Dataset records
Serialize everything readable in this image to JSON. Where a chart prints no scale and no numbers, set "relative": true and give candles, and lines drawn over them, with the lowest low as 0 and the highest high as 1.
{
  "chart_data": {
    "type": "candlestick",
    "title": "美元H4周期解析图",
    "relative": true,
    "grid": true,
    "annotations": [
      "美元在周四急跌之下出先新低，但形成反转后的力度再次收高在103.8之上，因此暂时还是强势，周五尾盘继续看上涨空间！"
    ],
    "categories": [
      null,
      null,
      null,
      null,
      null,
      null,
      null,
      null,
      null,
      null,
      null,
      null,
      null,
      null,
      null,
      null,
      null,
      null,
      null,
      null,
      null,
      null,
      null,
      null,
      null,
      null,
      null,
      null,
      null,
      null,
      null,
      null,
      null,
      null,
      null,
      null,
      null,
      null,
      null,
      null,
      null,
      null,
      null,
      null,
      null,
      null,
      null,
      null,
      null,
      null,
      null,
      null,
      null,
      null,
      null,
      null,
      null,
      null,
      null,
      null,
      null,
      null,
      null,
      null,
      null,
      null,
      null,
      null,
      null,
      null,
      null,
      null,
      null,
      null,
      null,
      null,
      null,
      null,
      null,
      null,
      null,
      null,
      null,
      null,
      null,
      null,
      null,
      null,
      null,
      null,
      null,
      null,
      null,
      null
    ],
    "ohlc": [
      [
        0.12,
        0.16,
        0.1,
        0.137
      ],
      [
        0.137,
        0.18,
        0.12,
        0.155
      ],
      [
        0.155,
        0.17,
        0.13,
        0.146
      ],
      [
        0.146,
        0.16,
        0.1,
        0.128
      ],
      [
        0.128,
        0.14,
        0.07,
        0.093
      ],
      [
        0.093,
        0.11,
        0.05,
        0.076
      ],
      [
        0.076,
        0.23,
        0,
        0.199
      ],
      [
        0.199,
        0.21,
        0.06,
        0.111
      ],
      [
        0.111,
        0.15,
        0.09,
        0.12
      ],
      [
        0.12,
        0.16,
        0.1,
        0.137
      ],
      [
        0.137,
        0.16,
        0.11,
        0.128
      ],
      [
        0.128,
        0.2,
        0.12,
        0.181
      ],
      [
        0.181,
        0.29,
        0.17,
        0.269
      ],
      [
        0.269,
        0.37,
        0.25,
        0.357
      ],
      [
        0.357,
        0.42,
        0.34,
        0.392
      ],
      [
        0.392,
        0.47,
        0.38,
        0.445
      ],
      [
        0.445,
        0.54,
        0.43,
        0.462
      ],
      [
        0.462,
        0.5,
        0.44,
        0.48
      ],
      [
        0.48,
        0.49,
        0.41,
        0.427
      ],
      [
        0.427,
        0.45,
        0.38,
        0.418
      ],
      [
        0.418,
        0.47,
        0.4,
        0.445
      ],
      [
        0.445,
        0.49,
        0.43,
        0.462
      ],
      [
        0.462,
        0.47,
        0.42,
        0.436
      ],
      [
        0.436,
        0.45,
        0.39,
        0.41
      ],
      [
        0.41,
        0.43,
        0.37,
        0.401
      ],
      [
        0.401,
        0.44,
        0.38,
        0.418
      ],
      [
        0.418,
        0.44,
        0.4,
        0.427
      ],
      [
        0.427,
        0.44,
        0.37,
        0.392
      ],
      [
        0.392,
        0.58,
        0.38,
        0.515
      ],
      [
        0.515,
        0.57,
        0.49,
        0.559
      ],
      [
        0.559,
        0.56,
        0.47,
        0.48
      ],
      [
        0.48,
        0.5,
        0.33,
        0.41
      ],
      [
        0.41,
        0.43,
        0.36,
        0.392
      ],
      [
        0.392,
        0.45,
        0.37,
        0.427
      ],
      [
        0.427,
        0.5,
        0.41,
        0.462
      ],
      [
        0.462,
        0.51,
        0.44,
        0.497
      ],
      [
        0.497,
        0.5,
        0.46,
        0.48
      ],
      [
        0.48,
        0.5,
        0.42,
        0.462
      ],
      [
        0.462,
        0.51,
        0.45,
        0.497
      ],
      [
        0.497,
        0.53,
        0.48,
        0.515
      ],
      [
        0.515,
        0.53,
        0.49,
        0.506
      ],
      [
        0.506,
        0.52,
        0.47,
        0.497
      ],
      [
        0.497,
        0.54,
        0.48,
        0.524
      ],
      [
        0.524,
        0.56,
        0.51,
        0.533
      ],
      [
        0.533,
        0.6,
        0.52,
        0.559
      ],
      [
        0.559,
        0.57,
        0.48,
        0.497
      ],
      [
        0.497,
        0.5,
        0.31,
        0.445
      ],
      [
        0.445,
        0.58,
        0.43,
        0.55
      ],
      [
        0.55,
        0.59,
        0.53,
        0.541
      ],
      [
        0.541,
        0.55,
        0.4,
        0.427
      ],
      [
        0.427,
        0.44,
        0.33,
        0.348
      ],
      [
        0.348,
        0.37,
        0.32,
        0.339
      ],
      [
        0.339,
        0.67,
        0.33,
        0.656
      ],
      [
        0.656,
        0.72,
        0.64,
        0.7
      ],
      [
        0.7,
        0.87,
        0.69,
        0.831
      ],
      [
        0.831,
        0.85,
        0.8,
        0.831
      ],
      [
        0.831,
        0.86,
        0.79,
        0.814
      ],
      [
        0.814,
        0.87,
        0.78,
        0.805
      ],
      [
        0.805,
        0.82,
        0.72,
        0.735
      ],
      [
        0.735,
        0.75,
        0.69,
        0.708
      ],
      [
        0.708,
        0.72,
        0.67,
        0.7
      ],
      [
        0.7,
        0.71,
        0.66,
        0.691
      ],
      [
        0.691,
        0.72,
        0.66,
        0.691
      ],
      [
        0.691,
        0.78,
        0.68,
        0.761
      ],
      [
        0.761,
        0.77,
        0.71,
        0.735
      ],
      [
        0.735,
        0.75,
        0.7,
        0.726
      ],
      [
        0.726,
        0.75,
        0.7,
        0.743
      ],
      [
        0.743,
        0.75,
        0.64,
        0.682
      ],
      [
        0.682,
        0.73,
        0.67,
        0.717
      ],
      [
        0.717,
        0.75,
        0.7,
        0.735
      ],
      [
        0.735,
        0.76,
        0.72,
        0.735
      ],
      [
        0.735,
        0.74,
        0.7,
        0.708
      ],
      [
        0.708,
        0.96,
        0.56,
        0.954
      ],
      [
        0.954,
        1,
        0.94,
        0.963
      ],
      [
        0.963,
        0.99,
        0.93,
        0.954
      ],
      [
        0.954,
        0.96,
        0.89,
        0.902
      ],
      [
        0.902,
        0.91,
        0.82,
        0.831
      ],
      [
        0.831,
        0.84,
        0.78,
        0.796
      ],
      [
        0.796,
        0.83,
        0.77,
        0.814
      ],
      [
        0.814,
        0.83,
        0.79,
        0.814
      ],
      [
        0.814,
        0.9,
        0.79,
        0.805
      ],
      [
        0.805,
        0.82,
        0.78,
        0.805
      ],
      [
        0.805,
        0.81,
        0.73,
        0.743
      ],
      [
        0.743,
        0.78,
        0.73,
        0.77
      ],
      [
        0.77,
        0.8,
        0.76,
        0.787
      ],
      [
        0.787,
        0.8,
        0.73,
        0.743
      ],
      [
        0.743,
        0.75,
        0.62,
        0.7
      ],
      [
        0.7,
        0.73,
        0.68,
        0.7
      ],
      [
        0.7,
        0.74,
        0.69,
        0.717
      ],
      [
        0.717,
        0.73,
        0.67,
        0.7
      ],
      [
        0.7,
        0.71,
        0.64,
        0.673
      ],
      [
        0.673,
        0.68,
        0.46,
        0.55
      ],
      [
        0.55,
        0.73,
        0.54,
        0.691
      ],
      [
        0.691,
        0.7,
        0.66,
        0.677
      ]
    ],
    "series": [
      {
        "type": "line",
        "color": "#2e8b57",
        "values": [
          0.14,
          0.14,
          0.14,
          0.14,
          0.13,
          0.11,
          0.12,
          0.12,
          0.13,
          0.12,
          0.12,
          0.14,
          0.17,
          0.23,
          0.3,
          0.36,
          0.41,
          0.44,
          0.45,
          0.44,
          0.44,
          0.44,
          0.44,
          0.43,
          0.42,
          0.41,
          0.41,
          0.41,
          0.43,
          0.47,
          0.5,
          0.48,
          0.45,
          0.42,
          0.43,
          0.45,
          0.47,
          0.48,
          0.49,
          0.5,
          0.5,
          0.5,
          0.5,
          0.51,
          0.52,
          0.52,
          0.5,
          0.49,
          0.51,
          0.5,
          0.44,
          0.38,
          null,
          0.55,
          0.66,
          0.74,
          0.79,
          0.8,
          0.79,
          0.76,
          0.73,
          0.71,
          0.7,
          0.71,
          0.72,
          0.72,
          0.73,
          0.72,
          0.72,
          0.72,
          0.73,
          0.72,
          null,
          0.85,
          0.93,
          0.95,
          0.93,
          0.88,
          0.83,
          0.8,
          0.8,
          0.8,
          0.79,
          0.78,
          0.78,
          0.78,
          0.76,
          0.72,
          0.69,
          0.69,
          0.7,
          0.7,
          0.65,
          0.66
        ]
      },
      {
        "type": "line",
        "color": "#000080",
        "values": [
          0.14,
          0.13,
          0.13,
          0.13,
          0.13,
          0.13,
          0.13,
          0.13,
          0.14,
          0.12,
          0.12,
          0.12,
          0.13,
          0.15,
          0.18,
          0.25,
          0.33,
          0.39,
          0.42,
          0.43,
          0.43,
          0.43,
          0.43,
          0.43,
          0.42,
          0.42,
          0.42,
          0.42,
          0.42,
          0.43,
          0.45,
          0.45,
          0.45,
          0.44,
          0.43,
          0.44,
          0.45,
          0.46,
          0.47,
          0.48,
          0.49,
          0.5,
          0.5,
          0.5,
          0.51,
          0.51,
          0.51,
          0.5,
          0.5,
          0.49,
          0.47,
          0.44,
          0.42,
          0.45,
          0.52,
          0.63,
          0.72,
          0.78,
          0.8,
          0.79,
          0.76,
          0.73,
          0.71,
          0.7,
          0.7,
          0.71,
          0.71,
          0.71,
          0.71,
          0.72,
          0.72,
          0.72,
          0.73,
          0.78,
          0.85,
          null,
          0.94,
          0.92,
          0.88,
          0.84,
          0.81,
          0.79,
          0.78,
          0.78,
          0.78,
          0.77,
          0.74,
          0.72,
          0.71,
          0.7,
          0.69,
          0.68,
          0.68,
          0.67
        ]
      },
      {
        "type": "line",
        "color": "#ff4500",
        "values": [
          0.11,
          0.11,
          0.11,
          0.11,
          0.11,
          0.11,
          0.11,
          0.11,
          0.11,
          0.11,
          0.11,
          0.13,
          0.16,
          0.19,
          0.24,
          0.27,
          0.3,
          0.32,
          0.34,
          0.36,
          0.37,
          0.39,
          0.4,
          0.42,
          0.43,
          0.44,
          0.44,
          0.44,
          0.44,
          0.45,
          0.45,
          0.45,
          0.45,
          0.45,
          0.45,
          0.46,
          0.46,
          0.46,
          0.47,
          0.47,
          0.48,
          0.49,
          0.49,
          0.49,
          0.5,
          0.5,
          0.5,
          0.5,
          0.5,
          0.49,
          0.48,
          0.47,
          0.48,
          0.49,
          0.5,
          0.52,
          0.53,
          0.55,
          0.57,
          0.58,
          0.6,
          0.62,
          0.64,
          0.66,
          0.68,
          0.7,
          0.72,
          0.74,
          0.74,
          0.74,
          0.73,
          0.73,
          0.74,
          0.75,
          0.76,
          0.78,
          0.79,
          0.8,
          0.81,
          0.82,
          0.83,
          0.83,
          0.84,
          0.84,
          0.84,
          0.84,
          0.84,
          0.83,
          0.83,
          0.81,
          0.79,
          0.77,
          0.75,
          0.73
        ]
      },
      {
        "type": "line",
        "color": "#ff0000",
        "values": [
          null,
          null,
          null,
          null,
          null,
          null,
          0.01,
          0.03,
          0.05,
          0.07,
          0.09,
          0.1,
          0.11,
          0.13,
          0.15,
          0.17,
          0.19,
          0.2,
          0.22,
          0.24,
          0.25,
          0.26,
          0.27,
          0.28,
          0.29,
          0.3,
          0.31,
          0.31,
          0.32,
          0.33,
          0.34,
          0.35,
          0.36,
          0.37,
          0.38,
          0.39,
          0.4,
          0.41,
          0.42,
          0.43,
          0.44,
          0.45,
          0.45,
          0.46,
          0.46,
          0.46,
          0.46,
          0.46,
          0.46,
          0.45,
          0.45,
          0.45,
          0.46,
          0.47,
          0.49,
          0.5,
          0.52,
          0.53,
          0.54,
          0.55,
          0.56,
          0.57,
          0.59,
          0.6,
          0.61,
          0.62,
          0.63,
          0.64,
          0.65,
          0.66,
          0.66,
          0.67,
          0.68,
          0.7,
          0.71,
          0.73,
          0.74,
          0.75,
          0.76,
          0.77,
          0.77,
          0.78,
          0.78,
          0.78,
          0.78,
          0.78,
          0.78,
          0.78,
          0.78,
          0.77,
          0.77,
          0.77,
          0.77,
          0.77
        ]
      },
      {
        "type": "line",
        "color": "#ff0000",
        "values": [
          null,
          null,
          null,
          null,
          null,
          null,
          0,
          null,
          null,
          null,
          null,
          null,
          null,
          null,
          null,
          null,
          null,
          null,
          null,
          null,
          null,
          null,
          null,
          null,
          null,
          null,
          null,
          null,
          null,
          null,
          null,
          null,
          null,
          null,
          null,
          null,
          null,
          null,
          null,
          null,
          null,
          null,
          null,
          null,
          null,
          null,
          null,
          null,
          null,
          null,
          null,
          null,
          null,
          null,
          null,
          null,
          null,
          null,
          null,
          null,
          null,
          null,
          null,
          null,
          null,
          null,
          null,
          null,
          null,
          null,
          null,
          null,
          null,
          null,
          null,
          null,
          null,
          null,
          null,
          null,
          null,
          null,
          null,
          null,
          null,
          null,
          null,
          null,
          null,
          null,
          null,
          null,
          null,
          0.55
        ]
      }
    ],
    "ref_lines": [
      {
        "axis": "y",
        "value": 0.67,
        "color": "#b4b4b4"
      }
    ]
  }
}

Problem details -> Tell how many lines in the material contain the word "relative". Only the number is wanted.

Task answer -> 2